[Figure contents as structured data]
◇ ◇ ◇

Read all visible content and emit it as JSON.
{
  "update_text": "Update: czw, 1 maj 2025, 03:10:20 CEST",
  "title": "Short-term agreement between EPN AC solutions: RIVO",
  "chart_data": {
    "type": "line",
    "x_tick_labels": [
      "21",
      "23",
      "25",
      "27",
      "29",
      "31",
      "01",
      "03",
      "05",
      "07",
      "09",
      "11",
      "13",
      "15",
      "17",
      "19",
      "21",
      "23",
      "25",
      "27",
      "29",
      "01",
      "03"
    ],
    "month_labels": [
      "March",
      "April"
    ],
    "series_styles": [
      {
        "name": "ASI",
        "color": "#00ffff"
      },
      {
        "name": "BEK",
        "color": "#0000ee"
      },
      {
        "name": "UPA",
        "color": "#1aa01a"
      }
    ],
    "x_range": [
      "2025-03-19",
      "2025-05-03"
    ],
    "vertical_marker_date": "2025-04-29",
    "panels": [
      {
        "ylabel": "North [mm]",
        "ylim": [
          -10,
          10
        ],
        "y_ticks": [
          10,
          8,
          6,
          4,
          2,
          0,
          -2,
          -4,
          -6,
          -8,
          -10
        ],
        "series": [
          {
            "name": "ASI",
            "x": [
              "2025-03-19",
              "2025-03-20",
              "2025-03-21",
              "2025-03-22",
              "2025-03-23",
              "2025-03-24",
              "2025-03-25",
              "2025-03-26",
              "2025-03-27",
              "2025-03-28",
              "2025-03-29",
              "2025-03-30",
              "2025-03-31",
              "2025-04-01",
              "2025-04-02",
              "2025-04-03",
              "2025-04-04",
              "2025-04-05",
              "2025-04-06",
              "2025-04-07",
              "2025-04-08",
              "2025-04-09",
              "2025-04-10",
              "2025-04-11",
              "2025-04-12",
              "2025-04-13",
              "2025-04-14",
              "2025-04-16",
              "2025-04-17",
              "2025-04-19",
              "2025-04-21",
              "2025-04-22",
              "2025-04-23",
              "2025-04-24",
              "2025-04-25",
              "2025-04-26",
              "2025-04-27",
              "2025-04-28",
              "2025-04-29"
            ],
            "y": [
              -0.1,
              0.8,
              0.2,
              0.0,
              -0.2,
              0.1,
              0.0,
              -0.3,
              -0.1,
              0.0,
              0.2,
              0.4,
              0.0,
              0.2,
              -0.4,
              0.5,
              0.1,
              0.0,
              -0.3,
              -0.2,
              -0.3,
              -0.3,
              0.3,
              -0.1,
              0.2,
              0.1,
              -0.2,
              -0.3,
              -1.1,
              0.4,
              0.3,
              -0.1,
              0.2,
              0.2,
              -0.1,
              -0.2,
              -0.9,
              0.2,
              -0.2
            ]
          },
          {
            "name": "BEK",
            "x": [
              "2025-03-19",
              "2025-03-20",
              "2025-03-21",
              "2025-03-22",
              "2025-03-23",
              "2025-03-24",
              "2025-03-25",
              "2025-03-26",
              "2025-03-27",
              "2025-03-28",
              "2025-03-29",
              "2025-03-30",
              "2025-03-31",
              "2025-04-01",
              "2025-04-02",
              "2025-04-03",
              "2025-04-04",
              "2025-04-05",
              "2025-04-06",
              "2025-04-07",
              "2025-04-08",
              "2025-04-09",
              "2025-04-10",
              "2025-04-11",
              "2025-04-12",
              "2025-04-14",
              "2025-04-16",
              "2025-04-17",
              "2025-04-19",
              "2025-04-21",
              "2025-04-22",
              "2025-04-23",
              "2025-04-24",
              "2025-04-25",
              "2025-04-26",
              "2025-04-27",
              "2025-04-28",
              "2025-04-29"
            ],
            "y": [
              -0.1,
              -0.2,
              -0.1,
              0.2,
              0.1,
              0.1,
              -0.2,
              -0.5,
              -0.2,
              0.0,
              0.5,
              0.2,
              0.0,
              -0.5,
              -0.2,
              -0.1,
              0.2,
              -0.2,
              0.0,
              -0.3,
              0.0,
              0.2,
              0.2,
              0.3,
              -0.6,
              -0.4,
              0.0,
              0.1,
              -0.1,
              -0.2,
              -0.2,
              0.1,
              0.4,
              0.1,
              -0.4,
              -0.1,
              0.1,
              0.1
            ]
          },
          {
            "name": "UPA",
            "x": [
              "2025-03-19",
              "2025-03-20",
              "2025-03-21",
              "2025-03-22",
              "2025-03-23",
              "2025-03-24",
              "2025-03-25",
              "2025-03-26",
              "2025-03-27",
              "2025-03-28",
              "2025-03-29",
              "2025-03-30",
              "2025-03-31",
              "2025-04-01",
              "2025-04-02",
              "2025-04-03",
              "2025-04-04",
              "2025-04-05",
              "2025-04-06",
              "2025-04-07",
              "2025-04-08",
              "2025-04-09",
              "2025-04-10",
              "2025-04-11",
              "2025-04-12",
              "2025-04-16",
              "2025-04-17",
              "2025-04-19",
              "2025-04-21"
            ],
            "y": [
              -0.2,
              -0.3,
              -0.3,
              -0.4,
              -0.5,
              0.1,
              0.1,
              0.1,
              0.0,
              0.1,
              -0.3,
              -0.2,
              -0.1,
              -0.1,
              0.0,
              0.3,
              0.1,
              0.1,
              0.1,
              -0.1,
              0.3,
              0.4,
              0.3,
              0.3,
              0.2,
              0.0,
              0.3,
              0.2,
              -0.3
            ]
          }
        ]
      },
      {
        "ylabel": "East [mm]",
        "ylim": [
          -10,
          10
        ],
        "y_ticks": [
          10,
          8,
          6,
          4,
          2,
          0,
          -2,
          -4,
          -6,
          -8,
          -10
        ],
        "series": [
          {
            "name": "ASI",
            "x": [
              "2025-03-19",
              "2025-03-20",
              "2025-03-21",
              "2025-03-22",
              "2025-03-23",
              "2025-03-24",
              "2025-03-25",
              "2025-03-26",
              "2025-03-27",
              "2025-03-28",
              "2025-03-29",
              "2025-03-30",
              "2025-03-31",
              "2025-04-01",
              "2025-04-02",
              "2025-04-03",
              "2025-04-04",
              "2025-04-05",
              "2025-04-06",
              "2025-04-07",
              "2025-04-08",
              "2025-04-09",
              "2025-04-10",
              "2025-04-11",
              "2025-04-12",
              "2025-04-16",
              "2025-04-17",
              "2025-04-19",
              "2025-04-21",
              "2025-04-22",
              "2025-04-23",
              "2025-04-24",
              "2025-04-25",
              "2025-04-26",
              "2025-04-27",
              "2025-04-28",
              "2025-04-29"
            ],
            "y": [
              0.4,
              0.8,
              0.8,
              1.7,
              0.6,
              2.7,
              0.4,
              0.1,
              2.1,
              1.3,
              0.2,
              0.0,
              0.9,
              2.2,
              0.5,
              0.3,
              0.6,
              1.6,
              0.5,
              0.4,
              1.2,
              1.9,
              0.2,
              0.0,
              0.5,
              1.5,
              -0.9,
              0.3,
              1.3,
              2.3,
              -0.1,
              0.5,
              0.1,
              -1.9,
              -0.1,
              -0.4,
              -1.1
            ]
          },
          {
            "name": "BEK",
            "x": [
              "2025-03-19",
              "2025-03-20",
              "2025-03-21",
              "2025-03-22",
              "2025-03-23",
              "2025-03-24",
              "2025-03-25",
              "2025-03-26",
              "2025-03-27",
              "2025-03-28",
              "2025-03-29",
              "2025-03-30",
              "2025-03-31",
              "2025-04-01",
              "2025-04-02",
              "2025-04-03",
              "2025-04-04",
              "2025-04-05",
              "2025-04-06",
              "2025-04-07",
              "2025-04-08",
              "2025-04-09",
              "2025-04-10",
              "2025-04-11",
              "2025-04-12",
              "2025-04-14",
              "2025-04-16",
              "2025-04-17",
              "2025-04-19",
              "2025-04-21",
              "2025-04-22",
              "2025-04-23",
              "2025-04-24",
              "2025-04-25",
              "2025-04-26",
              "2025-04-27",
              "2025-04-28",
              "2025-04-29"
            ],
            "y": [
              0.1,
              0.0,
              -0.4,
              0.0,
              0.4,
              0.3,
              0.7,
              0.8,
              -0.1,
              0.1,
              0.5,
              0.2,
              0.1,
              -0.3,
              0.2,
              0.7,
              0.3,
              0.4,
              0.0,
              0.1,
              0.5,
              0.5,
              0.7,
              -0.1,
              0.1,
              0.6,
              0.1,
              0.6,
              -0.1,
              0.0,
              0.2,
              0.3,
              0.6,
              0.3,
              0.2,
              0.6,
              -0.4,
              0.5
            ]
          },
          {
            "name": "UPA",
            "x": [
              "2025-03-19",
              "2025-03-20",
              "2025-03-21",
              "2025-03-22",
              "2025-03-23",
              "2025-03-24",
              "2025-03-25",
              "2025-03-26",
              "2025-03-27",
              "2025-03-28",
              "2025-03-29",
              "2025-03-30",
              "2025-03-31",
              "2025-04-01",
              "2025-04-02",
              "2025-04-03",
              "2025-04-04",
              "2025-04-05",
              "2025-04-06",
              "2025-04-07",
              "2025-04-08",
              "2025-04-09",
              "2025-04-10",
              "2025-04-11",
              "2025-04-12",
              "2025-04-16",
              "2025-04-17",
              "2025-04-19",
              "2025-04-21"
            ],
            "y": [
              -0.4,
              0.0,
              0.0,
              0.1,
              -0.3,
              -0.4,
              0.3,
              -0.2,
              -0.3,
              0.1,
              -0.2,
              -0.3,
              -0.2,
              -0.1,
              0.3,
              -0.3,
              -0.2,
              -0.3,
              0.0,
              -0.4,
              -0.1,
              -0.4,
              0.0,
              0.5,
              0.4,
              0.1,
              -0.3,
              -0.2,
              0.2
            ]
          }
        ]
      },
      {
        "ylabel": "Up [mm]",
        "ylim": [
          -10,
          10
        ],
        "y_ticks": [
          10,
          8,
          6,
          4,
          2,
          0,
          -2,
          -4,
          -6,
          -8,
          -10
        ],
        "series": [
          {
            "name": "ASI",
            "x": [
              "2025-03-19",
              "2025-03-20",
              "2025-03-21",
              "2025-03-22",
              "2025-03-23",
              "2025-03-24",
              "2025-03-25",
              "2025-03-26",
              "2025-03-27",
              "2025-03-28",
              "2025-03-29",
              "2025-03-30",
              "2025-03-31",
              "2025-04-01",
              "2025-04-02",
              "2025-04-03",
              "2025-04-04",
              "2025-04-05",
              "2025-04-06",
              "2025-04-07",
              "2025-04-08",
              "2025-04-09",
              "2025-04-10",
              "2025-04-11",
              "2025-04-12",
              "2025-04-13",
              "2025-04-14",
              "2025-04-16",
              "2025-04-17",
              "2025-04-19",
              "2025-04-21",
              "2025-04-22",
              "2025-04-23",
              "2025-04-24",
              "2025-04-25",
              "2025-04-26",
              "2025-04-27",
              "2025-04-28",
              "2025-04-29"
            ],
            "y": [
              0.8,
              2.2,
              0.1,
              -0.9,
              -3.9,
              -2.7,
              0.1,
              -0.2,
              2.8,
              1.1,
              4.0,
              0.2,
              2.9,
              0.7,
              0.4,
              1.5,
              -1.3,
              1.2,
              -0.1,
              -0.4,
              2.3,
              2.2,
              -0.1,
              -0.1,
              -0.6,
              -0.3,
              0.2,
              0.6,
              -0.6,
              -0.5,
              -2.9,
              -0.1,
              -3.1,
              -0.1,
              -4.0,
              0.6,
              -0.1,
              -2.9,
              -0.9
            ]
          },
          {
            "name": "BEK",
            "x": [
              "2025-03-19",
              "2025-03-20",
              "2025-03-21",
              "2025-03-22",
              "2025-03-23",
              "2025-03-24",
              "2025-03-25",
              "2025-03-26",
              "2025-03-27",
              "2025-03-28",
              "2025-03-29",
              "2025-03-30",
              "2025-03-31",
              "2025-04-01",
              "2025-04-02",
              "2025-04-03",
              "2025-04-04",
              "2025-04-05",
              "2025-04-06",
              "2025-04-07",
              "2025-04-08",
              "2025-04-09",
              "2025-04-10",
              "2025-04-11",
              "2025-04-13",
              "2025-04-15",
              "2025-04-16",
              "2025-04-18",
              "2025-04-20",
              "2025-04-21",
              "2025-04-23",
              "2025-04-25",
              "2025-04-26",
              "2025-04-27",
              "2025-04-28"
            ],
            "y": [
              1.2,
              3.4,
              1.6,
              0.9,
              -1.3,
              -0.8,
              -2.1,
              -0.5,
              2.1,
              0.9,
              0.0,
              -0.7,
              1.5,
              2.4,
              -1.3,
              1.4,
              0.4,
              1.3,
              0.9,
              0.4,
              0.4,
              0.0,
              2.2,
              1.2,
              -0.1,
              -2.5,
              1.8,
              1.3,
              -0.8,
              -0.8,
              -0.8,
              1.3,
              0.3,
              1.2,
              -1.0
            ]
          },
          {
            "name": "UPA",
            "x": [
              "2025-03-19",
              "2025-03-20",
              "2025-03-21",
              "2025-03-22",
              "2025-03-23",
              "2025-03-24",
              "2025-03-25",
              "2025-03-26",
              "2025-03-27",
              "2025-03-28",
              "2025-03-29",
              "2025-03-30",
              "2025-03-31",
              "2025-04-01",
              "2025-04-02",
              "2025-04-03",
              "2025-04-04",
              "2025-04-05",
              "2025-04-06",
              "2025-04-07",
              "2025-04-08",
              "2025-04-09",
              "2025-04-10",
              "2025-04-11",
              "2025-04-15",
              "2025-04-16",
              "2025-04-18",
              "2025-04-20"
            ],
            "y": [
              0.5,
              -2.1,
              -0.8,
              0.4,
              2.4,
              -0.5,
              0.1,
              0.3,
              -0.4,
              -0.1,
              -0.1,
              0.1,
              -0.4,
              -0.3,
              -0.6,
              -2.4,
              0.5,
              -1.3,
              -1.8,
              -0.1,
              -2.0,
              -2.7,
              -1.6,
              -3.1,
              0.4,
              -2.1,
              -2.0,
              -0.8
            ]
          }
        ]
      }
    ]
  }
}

◇ ◇ ◇

▸ **Task to complete**
Copy all lines from the listing that contain "ylabel".

▸ **Answer to the task**
        "ylabel": "North [mm]",
        "ylabel": "East [mm]",
        "ylabel": "Up [mm]",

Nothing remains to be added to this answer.